### Exercise
Reproduce the records below with every occurrence of "Sacred Heart" swapped for "Holy Family" and all other text left unchanged. Omit the pictures from your answer.
☆ ☆ ☆
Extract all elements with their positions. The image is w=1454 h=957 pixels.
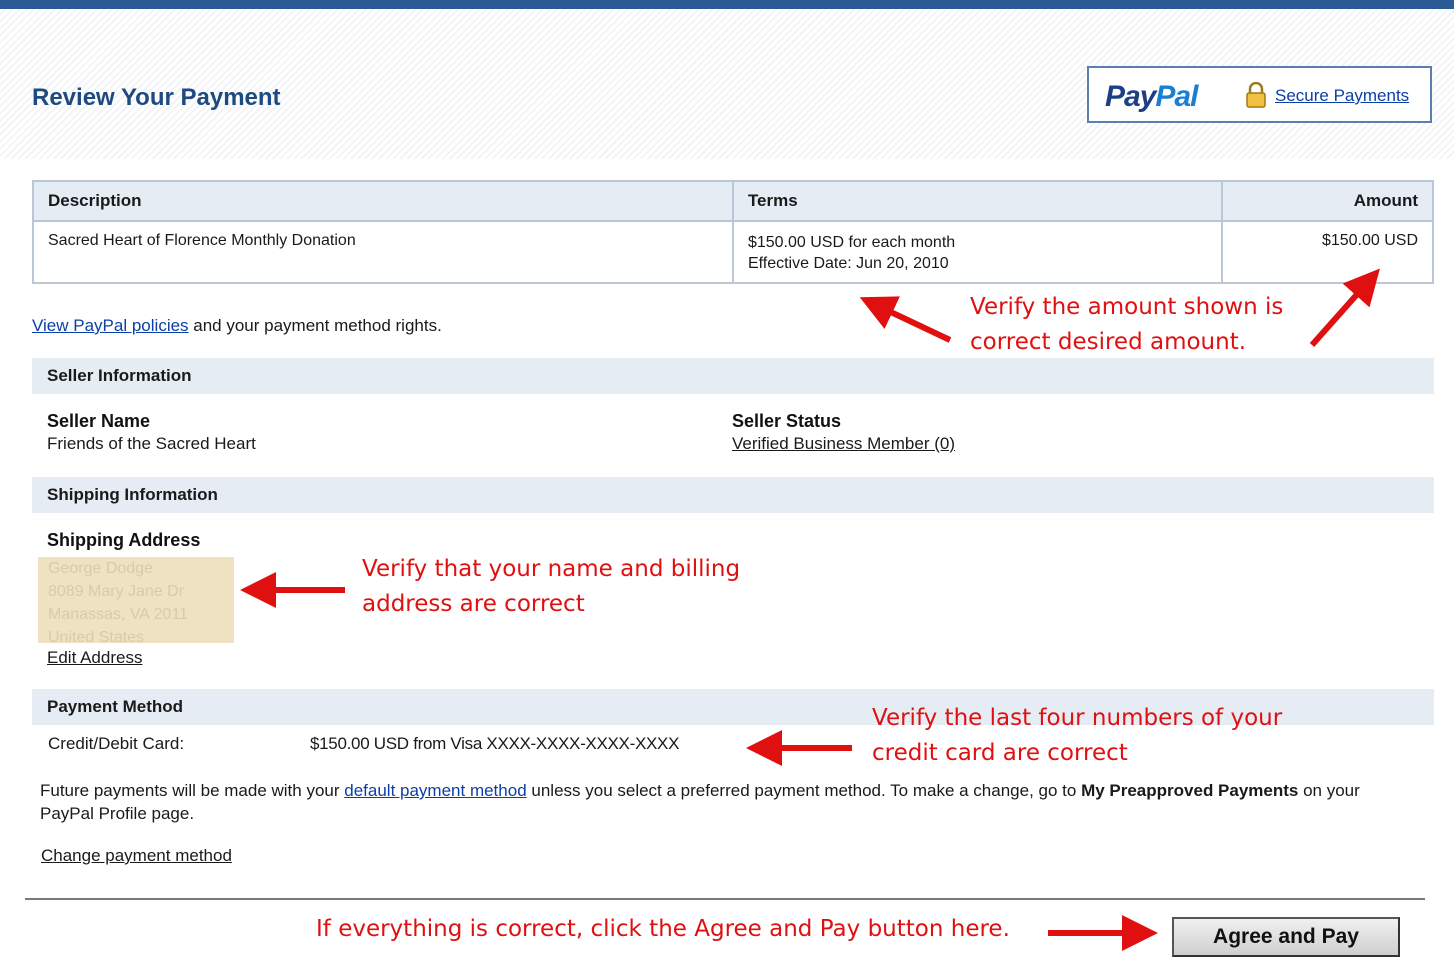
annotation-agree: If everything is correct, click the Agre…: [316, 916, 1010, 942]
payment-items-table: Description Terms Amount Sacred Heart of…: [32, 180, 1434, 284]
arrow-to-amount-icon: [1309, 268, 1380, 347]
top-bar: [0, 0, 1454, 9]
lock-icon: [1246, 82, 1266, 108]
change-payment-method-link[interactable]: Change payment method: [41, 846, 232, 866]
policies-text: View PayPal policies and your payment me…: [32, 316, 442, 335]
paypal-badge: PayPal Secure Payments: [1087, 66, 1432, 123]
shipping-address-label: Shipping Address: [47, 530, 201, 550]
item-terms: $150.00 USD for each month Effective Dat…: [731, 220, 1224, 284]
terms-effective-date: Effective Date: Jun 20, 2010: [747, 255, 949, 272]
paypal-logo: PayPal: [1105, 80, 1198, 113]
arrow-to-terms-icon: [859, 296, 952, 343]
shipping-address-redacted: George Dodge 8089 Mary Jane Dr Manassas,…: [38, 557, 234, 643]
annotation-card: Verify the last four numbers of your cre…: [872, 705, 1283, 766]
table-header-row: Description Terms Amount: [32, 180, 1434, 222]
divider: [25, 898, 1425, 900]
item-description: Sacred Heart of Florence Monthly Donatio…: [32, 220, 734, 284]
seller-status-link[interactable]: Verified Business Member (0): [732, 434, 955, 454]
annotation-address: Verify that your name and billing addres…: [362, 556, 741, 617]
edit-address-link[interactable]: Edit Address: [47, 648, 142, 668]
column-header-terms: Terms: [731, 180, 1224, 222]
terms-price: $150.00 USD for each month: [747, 234, 956, 251]
column-header-amount: Amount: [1221, 180, 1434, 222]
table-row: Sacred Heart of Florence Monthly Donatio…: [32, 220, 1434, 284]
column-header-description: Description: [32, 180, 734, 222]
seller-status-label: Seller Status: [732, 411, 842, 431]
annotation-amount: Verify the amount shown is correct desir…: [970, 294, 1284, 355]
item-amount: $150.00 USD: [1221, 220, 1434, 284]
seller-name-value: Friends of the Sacred Heart: [47, 434, 256, 453]
payment-method-label: Credit/Debit Card:: [48, 734, 185, 753]
future-payments-text: Future payments will be made with your d…: [40, 781, 1360, 823]
shipping-section-header: Shipping Information: [32, 477, 1434, 513]
seller-section-header: Seller Information: [32, 358, 1434, 394]
seller-name-label: Seller Name: [47, 411, 151, 431]
page-title: Review Your Payment: [32, 84, 281, 111]
payment-method-value: $150.00 USD from Visa XXXX-XXXX-XXXX-XXX…: [310, 734, 680, 753]
agree-and-pay-button[interactable]: Agree and Pay: [1172, 917, 1400, 957]
view-policies-link[interactable]: View PayPal policies: [32, 316, 189, 335]
secure-payments-link[interactable]: Secure Payments: [1275, 86, 1409, 106]
default-payment-method-link[interactable]: default payment method: [344, 781, 526, 800]
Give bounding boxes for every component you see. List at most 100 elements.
☆ ☆ ☆
### Written answer
Extract all elements with their positions. The image is w=1454 h=957 pixels.
annotation-agree: If everything is correct, click the Agre…: [316, 916, 1010, 942]
payment-items-table: Description Terms Amount Holy Family of…: [32, 180, 1434, 284]
arrow-to-amount-icon: [1309, 268, 1380, 347]
top-bar: [0, 0, 1454, 9]
lock-icon: [1246, 82, 1266, 108]
change-payment-method-link[interactable]: Change payment method: [41, 846, 232, 866]
policies-text: View PayPal policies and your payment me…: [32, 316, 442, 335]
paypal-badge: PayPal Secure Payments: [1087, 66, 1432, 123]
shipping-address-label: Shipping Address: [47, 530, 201, 550]
item-terms: $150.00 USD for each month Effective Dat…: [731, 220, 1224, 284]
terms-effective-date: Effective Date: Jun 20, 2010: [747, 255, 949, 272]
paypal-logo: PayPal: [1105, 80, 1198, 113]
arrow-to-terms-icon: [859, 296, 952, 343]
shipping-address-redacted: George Dodge 8089 Mary Jane Dr Manassas,…: [38, 557, 234, 643]
annotation-card: Verify the last four numbers of your cre…: [872, 705, 1283, 766]
table-header-row: Description Terms Amount: [32, 180, 1434, 222]
divider: [25, 898, 1425, 900]
item-description: Holy Family of Florence Monthly Donatio…: [32, 220, 734, 284]
seller-status-link[interactable]: Verified Business Member (0): [732, 434, 955, 454]
annotation-address: Verify that your name and billing addres…: [362, 556, 741, 617]
edit-address-link[interactable]: Edit Address: [47, 648, 142, 668]
column-header-terms: Terms: [731, 180, 1224, 222]
terms-price: $150.00 USD for each month: [747, 234, 956, 251]
column-header-amount: Amount: [1221, 180, 1434, 222]
table-row: Holy Family of Florence Monthly Donatio…: [32, 220, 1434, 284]
column-header-description: Description: [32, 180, 734, 222]
seller-status-label: Seller Status: [732, 411, 842, 431]
annotation-amount: Verify the amount shown is correct desir…: [970, 294, 1284, 355]
item-amount: $150.00 USD: [1221, 220, 1434, 284]
seller-name-value: Friends of the Holy Family: [47, 434, 256, 453]
payment-method-label: Credit/Debit Card:: [48, 734, 185, 753]
future-payments-text: Future payments will be made with your d…: [40, 781, 1360, 823]
shipping-section-header: Shipping Information: [32, 477, 1434, 513]
seller-section-header: Seller Information: [32, 358, 1434, 394]
seller-name-label: Seller Name: [47, 411, 151, 431]
page-title: Review Your Payment: [32, 84, 281, 111]
payment-method-value: $150.00 USD from Visa XXXX-XXXX-XXXX-XXX…: [310, 734, 680, 753]
agree-and-pay-button[interactable]: Agree and Pay: [1172, 917, 1400, 957]
view-policies-link[interactable]: View PayPal policies: [32, 316, 189, 335]
secure-payments-link[interactable]: Secure Payments: [1275, 86, 1409, 106]
default-payment-method-link[interactable]: default payment method: [344, 781, 526, 800]
Give bounding boxes for every component you see. List at most 100 elements.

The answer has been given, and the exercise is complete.